_Entries shown:_

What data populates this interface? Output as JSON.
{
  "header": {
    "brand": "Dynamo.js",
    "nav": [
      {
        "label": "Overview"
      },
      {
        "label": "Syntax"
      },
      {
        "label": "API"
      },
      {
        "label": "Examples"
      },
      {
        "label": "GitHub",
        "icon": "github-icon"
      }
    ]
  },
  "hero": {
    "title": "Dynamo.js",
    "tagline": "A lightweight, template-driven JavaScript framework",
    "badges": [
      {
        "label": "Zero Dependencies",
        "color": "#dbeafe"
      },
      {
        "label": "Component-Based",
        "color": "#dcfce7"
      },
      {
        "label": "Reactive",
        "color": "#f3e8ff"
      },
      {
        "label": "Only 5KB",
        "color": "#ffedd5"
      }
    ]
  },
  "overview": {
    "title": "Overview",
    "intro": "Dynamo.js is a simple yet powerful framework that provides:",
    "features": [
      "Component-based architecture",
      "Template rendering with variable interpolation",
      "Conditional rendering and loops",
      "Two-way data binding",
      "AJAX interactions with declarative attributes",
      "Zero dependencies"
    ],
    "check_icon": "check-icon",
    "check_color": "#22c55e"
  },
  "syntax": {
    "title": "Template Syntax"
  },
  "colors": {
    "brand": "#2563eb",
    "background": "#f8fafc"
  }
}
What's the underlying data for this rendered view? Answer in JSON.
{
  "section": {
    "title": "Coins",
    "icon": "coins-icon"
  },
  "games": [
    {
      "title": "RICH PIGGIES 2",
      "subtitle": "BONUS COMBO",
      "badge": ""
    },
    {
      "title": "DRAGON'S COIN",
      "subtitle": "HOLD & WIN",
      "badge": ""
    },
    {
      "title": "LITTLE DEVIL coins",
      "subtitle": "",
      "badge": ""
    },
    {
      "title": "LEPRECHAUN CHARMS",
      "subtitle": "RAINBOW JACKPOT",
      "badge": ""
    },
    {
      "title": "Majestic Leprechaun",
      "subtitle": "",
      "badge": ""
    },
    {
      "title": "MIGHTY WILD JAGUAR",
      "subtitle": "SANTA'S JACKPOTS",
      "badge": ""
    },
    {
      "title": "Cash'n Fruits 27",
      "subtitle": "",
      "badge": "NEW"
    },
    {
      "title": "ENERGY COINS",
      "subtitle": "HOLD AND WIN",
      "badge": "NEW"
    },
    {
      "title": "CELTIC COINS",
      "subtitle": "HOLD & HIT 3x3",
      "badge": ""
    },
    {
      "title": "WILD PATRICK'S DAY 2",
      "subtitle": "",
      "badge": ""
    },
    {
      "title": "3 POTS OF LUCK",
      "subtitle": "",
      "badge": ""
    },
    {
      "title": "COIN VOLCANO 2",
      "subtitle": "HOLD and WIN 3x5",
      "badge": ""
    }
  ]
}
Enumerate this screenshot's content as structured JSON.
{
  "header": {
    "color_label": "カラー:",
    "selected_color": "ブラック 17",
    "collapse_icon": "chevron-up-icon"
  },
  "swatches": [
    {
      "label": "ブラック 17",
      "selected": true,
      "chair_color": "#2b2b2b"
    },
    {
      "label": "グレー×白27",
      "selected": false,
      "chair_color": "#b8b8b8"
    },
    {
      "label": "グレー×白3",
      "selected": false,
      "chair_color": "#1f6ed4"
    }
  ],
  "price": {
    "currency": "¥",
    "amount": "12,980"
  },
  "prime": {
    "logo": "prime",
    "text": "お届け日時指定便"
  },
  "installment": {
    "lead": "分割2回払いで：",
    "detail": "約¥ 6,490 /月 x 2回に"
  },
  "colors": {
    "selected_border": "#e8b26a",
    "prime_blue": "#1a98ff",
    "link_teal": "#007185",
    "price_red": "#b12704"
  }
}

_Set problem:_ Read through the entries and copy each line in which "WILD" appears.

_Answer for this exercise:_
      "title": "MIGHTY WILD JAGUAR",
      "title": "WILD PATRICK'S DAY 2",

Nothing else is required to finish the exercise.